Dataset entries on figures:
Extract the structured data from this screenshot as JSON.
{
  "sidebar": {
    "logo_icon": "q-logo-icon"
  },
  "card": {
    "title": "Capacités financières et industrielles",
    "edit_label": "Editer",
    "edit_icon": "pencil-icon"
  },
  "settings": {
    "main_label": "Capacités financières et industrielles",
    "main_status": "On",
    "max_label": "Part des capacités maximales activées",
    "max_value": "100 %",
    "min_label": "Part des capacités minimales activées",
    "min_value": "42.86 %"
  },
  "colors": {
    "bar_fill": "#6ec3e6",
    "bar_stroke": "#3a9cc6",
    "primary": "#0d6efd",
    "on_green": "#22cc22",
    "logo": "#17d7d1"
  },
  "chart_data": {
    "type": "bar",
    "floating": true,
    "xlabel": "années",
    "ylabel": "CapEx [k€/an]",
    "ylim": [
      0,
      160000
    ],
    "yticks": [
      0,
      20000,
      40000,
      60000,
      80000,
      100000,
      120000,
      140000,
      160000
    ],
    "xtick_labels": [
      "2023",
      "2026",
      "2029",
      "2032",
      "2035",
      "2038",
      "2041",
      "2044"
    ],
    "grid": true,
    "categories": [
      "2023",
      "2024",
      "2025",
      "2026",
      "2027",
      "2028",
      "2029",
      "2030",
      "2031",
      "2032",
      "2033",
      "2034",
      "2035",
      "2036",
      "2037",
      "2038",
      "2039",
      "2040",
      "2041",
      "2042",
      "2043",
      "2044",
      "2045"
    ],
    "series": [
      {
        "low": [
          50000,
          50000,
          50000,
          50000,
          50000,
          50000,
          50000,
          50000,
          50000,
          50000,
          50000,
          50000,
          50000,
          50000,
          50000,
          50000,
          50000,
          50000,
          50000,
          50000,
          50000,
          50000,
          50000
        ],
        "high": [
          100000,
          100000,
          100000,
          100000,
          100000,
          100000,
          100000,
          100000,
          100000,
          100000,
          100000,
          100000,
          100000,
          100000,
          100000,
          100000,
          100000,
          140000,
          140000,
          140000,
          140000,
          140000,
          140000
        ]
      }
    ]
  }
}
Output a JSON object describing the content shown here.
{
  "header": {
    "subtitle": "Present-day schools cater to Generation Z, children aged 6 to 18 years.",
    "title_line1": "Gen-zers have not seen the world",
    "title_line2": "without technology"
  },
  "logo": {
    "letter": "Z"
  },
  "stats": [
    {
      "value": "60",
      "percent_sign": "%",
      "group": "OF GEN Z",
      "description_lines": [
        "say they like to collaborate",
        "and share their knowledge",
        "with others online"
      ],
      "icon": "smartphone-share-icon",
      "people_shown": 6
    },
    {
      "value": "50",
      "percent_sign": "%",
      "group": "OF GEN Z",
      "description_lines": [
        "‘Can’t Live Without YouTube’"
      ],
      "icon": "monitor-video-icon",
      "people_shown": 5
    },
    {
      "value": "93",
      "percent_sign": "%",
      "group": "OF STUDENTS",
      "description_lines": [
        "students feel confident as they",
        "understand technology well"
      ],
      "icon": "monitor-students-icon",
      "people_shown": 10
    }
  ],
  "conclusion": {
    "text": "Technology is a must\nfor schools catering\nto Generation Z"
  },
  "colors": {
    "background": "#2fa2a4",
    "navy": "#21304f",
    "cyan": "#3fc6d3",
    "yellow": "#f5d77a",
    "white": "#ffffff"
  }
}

WORK INSTRUCTIONS:
Exactly reproduce all of the entries.

COMPLETE ANSWER:
Extract the structured data from this screenshot as JSON.
{
  "sidebar": {
    "logo_icon": "q-logo-icon"
  },
  "card": {
    "title": "Capacités financières et industrielles",
    "edit_label": "Editer",
    "edit_icon": "pencil-icon"
  },
  "settings": {
    "main_label": "Capacités financières et industrielles",
    "main_status": "On",
    "max_label": "Part des capacités maximales activées",
    "max_value": "100 %",
    "min_label": "Part des capacités minimales activées",
    "min_value": "42.86 %"
  },
  "colors": {
    "bar_fill": "#6ec3e6",
    "bar_stroke": "#3a9cc6",
    "primary": "#0d6efd",
    "on_green": "#22cc22",
    "logo": "#17d7d1"
  },
  "chart_data": {
    "type": "bar",
    "floating": true,
    "xlabel": "années",
    "ylabel": "CapEx [k€/an]",
    "ylim": [
      0,
      160000
    ],
    "yticks": [
      0,
      20000,
      40000,
      60000,
      80000,
      100000,
      120000,
      140000,
      160000
    ],
    "xtick_labels": [
      "2023",
      "2026",
      "2029",
      "2032",
      "2035",
      "2038",
      "2041",
      "2044"
    ],
    "grid": true,
    "categories": [
      "2023",
      "2024",
      "2025",
      "2026",
      "2027",
      "2028",
      "2029",
      "2030",
      "2031",
      "2032",
      "2033",
      "2034",
      "2035",
      "2036",
      "2037",
      "2038",
      "2039",
      "2040",
      "2041",
      "2042",
      "2043",
      "2044",
      "2045"
    ],
    "series": [
      {
        "low": [
          50000,
          50000,
          50000,
          50000,
          50000,
          50000,
          50000,
          50000,
          50000,
          50000,
          50000,
          50000,
          50000,
          50000,
          50000,
          50000,
          50000,
          50000,
          50000,
          50000,
          50000,
          50000,
          50000
        ],
        "high": [
          100000,
          100000,
          100000,
          100000,
          100000,
          100000,
          100000,
          100000,
          100000,
          100000,
          100000,
          100000,
          100000,
          100000,
          100000,
          100000,
          100000,
          140000,
          140000,
          140000,
          140000,
          140000,
          140000
        ]
      }
    ]
  }
}
Output a JSON object describing the content shown here.
{
  "header": {
    "subtitle": "Present-day schools cater to Generation Z, children aged 6 to 18 years.",
    "title_line1": "Gen-zers have not seen the world",
    "title_line2": "without technology"
  },
  "logo": {
    "letter": "Z"
  },
  "stats": [
    {
      "value": "60",
      "percent_sign": "%",
      "group": "OF GEN Z",
      "description_lines": [
        "say they like to collaborate",
        "and share their knowledge",
        "with others online"
      ],
      "icon": "smartphone-share-icon",
      "people_shown": 6
    },
    {
      "value": "50",
      "percent_sign": "%",
      "group": "OF GEN Z",
      "description_lines": [
        "‘Can’t Live Without YouTube’"
      ],
      "icon": "monitor-video-icon",
      "people_shown": 5
    },
    {
      "value": "93",
      "percent_sign": "%",
      "group": "OF STUDENTS",
      "description_lines": [
        "students feel confident as they",
        "understand technology well"
      ],
      "icon": "monitor-students-icon",
      "people_shown": 10
    }
  ],
  "conclusion": {
    "text": "Technology is a must\nfor schools catering\nto Generation Z"
  },
  "colors": {
    "background": "#2fa2a4",
    "navy": "#21304f",
    "cyan": "#3fc6d3",
    "yellow": "#f5d77a",
    "white": "#ffffff"
  }
}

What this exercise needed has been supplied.